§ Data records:

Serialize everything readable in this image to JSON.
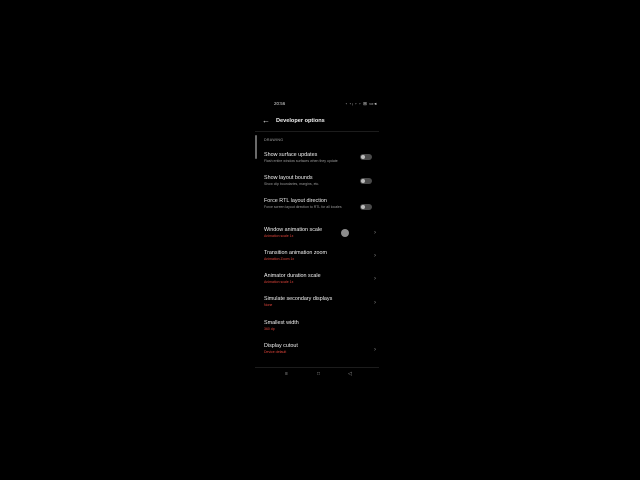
{
  "status_bar": {
    "time": "20:56",
    "icons_text": "◦ ◦ᵢ ◦ ◦ ⊞ ▭◂"
  },
  "app_bar": {
    "back_icon": "arrow-left-icon",
    "title": "Developer options"
  },
  "section": {
    "label": "DRAWING"
  },
  "items": [
    {
      "title": "Show surface updates",
      "subtitle": "Flash entire window surfaces when they update",
      "control": "toggle",
      "on": false
    },
    {
      "title": "Show layout bounds",
      "subtitle": "Show clip boundaries, margins, etc.",
      "control": "toggle",
      "on": false
    },
    {
      "title": "Force RTL layout direction",
      "subtitle": "Force screen layout direction to RTL for all locales",
      "control": "toggle",
      "on": false
    },
    {
      "title": "Window animation scale",
      "subtitle": "Animation scale 1x",
      "control": "chevron"
    },
    {
      "title": "Transition animation zoom",
      "subtitle": "Animation Zoom 1x",
      "control": "chevron"
    },
    {
      "title": "Animator duration scale",
      "subtitle": "Animation scale 1x",
      "control": "chevron"
    },
    {
      "title": "Simulate secondary displays",
      "subtitle": "None",
      "control": "chevron"
    },
    {
      "title": "Smallest width",
      "subtitle": "360 dp",
      "control": "none"
    },
    {
      "title": "Display cutout",
      "subtitle": "Device default",
      "control": "chevron"
    }
  ],
  "nav_bar": {
    "menu_icon": "≡",
    "home_icon": "□",
    "back_icon": "◁"
  },
  "colors": {
    "background": "#000000",
    "accent_red": "#e0443a",
    "toggle_track": "#4a4a4a"
  }
}
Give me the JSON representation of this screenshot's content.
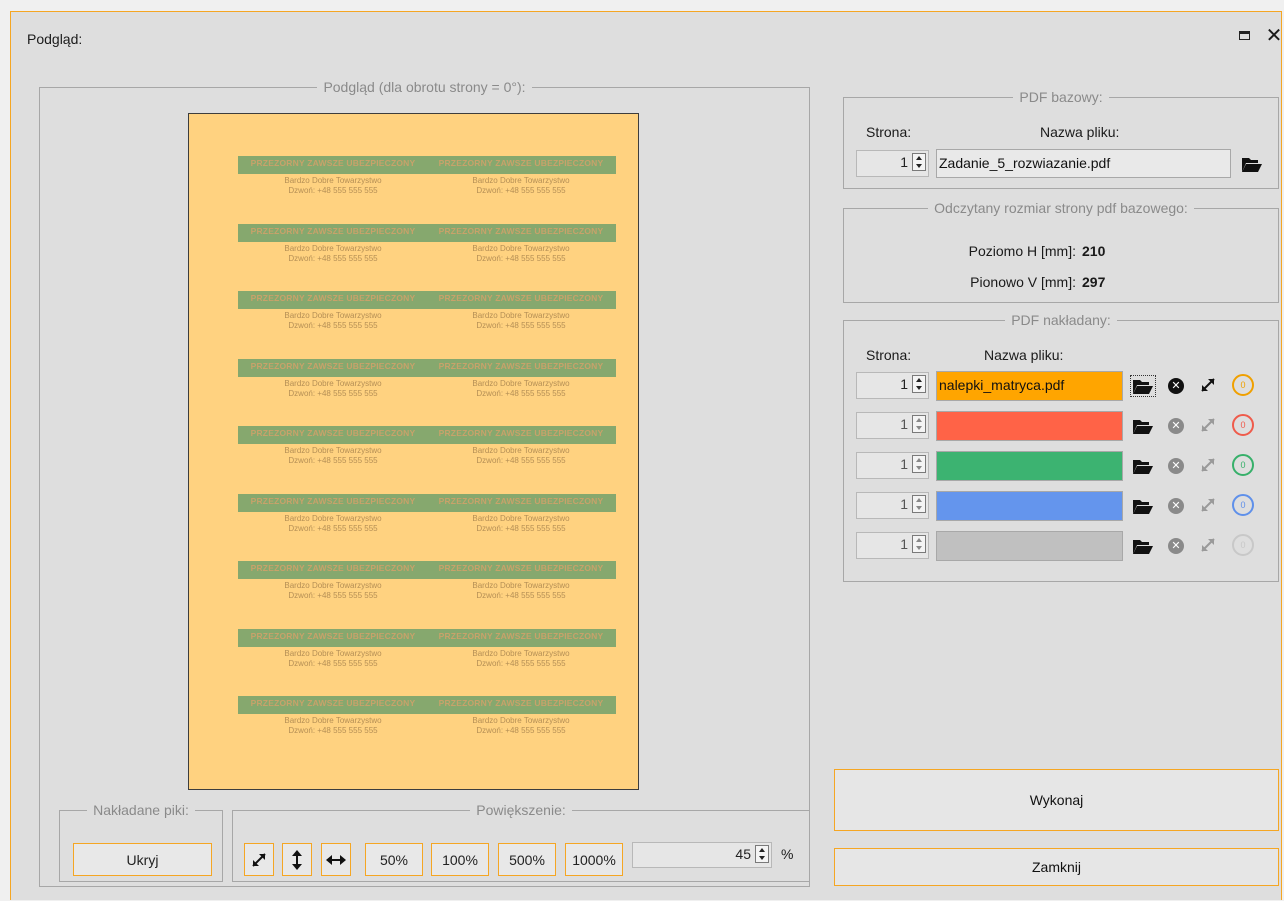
{
  "window": {
    "title": "Podgląd:",
    "close_glyph": "✕"
  },
  "preview": {
    "legend": "Podgląd (dla obrotu strony = 0°):",
    "label_title": "PRZEZORNY ZAWSZE UBEZPIECZONY",
    "label_line1": "Bardzo Dobre Towarzystwo",
    "label_line2": "Dzwoń: +48 555 555 555",
    "page_color": "#ffd280",
    "band_color": "#86a86e"
  },
  "piki": {
    "legend": "Nakładane piki:",
    "hide_label": "Ukryj"
  },
  "zoom": {
    "legend": "Powiększenie:",
    "fit_icons": [
      "expand-icon",
      "fit-height-icon",
      "fit-width-icon"
    ],
    "presets": [
      "50%",
      "100%",
      "500%",
      "1000%"
    ],
    "value": "45",
    "unit": "%"
  },
  "base_pdf": {
    "legend": "PDF bazowy:",
    "page_label": "Strona:",
    "name_label": "Nazwa pliku:",
    "page_value": "1",
    "file_name": "Zadanie_5_rozwiazanie.pdf"
  },
  "page_size": {
    "legend": "Odczytany rozmiar strony pdf bazowego:",
    "h_label": "Poziomo H [mm]:",
    "h_value": "210",
    "v_label": "Pionowo V [mm]:",
    "v_value": "297"
  },
  "overlay_pdf": {
    "legend": "PDF nakładany:",
    "page_label": "Strona:",
    "name_label": "Nazwa pliku:",
    "rows": [
      {
        "page": "1",
        "file": "nalepki_matryca.pdf",
        "color": "#ffa500",
        "ring_color": "#f0a000",
        "count": "0",
        "active": true
      },
      {
        "page": "1",
        "file": "",
        "color": "#ff6347",
        "ring_color": "#ef5b4b",
        "count": "0",
        "active": false
      },
      {
        "page": "1",
        "file": "",
        "color": "#3cb371",
        "ring_color": "#37b06a",
        "count": "0",
        "active": false
      },
      {
        "page": "1",
        "file": "",
        "color": "#6495ed",
        "ring_color": "#5f90ea",
        "count": "0",
        "active": false
      },
      {
        "page": "1",
        "file": "",
        "color": "#c0c0c0",
        "ring_color": "#c8c8c8",
        "count": "0",
        "active": false
      }
    ]
  },
  "actions": {
    "execute": "Wykonaj",
    "close": "Zamknij"
  }
}
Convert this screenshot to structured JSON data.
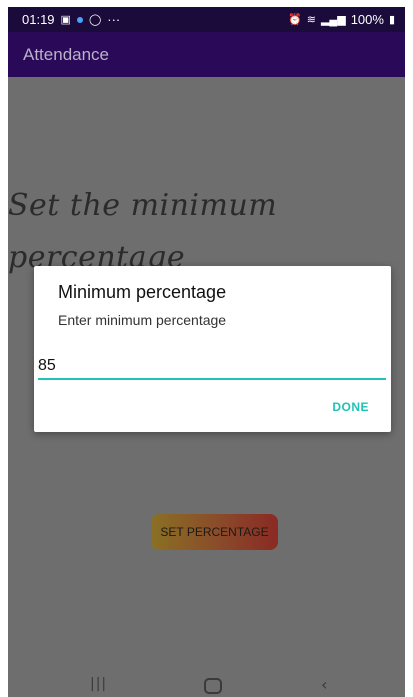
{
  "status_bar": {
    "time": "01:19",
    "more": "···",
    "battery": "100%",
    "icons": [
      "gallery-icon",
      "dot-icon",
      "whatsapp-icon",
      "alarm-icon",
      "wifi-icon",
      "volte-icon",
      "signal-icon",
      "battery-icon"
    ]
  },
  "app_bar": {
    "title": "Attendance"
  },
  "content": {
    "heading": "Set the minimum percentage",
    "set_button_label": "SET PERCENTAGE"
  },
  "dialog": {
    "title": "Minimum percentage",
    "message": "Enter minimum percentage",
    "input_value": "85",
    "done_label": "DONE"
  },
  "colors": {
    "status_bar": "#1a0b3b",
    "app_bar": "#2a0a58",
    "scrim": "#6e6e6e",
    "accent": "#1fc3b5"
  }
}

§ The problem: The records shown above are to be repeated exactly, with the pictures left out.

§ Problem solution:
Serialize everything readable in this image to JSON.
{
  "status_bar": {
    "time": "20:56",
    "icons_text": "◦ ◦ᵢ ◦ ◦ ⊞ ▭◂"
  },
  "app_bar": {
    "back_icon": "arrow-left-icon",
    "title": "Developer options"
  },
  "section": {
    "label": "DRAWING"
  },
  "items": [
    {
      "title": "Show surface updates",
      "subtitle": "Flash entire window surfaces when they update",
      "control": "toggle",
      "on": false
    },
    {
      "title": "Show layout bounds",
      "subtitle": "Show clip boundaries, margins, etc.",
      "control": "toggle",
      "on": false
    },
    {
      "title": "Force RTL layout direction",
      "subtitle": "Force screen layout direction to RTL for all locales",
      "control": "toggle",
      "on": false
    },
    {
      "title": "Window animation scale",
      "subtitle": "Animation scale 1x",
      "control": "chevron"
    },
    {
      "title": "Transition animation zoom",
      "subtitle": "Animation Zoom 1x",
      "control": "chevron"
    },
    {
      "title": "Animator duration scale",
      "subtitle": "Animation scale 1x",
      "control": "chevron"
    },
    {
      "title": "Simulate secondary displays",
      "subtitle": "None",
      "control": "chevron"
    },
    {
      "title": "Smallest width",
      "subtitle": "360 dp",
      "control": "none"
    },
    {
      "title": "Display cutout",
      "subtitle": "Device default",
      "control": "chevron"
    }
  ],
  "nav_bar": {
    "menu_icon": "≡",
    "home_icon": "□",
    "back_icon": "◁"
  },
  "colors": {
    "background": "#000000",
    "accent_red": "#e0443a",
    "toggle_track": "#4a4a4a"
  }
}
Give me the JSON representation of this screenshot's content.
{
  "window": {
    "title": "Podgląd:",
    "close_glyph": "✕"
  },
  "preview": {
    "legend": "Podgląd (dla obrotu strony = 0°):",
    "label_title": "PRZEZORNY ZAWSZE UBEZPIECZONY",
    "label_line1": "Bardzo Dobre Towarzystwo",
    "label_line2": "Dzwoń: +48 555 555 555",
    "page_color": "#ffd280",
    "band_color": "#86a86e"
  },
  "piki": {
    "legend": "Nakładane piki:",
    "hide_label": "Ukryj"
  },
  "zoom": {
    "legend": "Powiększenie:",
    "fit_icons": [
      "expand-icon",
      "fit-height-icon",
      "fit-width-icon"
    ],
    "presets": [
      "50%",
      "100%",
      "500%",
      "1000%"
    ],
    "value": "45",
    "unit": "%"
  },
  "base_pdf": {
    "legend": "PDF bazowy:",
    "page_label": "Strona:",
    "name_label": "Nazwa pliku:",
    "page_value": "1",
    "file_name": "Zadanie_5_rozwiazanie.pdf"
  },
  "page_size": {
    "legend": "Odczytany rozmiar strony pdf bazowego:",
    "h_label": "Poziomo H [mm]:",
    "h_value": "210",
    "v_label": "Pionowo V [mm]:",
    "v_value": "297"
  },
  "overlay_pdf": {
    "legend": "PDF nakładany:",
    "page_label": "Strona:",
    "name_label": "Nazwa pliku:",
    "rows": [
      {
        "page": "1",
        "file": "nalepki_matryca.pdf",
        "color": "#ffa500",
        "ring_color": "#f0a000",
        "count": "0",
        "active": true
      },
      {
        "page": "1",
        "file": "",
        "color": "#ff6347",
        "ring_color": "#ef5b4b",
        "count": "0",
        "active": false
      },
      {
        "page": "1",
        "file": "",
        "color": "#3cb371",
        "ring_color": "#37b06a",
        "count": "0",
        "active": false
      },
      {
        "page": "1",
        "file": "",
        "color": "#6495ed",
        "ring_color": "#5f90ea",
        "count": "0",
        "active": false
      },
      {
        "page": "1",
        "file": "",
        "color": "#c0c0c0",
        "ring_color": "#c8c8c8",
        "count": "0",
        "active": false
      }
    ]
  },
  "actions": {
    "execute": "Wykonaj",
    "close": "Zamknij"
  }
}
Convert this screenshot to structured JSON data.
{
  "status_bar": {
    "time": "01:19",
    "more": "···",
    "battery": "100%",
    "icons": [
      "gallery-icon",
      "dot-icon",
      "whatsapp-icon",
      "alarm-icon",
      "wifi-icon",
      "volte-icon",
      "signal-icon",
      "battery-icon"
    ]
  },
  "app_bar": {
    "title": "Attendance"
  },
  "content": {
    "heading": "Set the minimum percentage",
    "set_button_label": "SET PERCENTAGE"
  },
  "dialog": {
    "title": "Minimum percentage",
    "message": "Enter minimum percentage",
    "input_value": "85",
    "done_label": "DONE"
  },
  "colors": {
    "status_bar": "#1a0b3b",
    "app_bar": "#2a0a58",
    "scrim": "#6e6e6e",
    "accent": "#1fc3b5"
  }
}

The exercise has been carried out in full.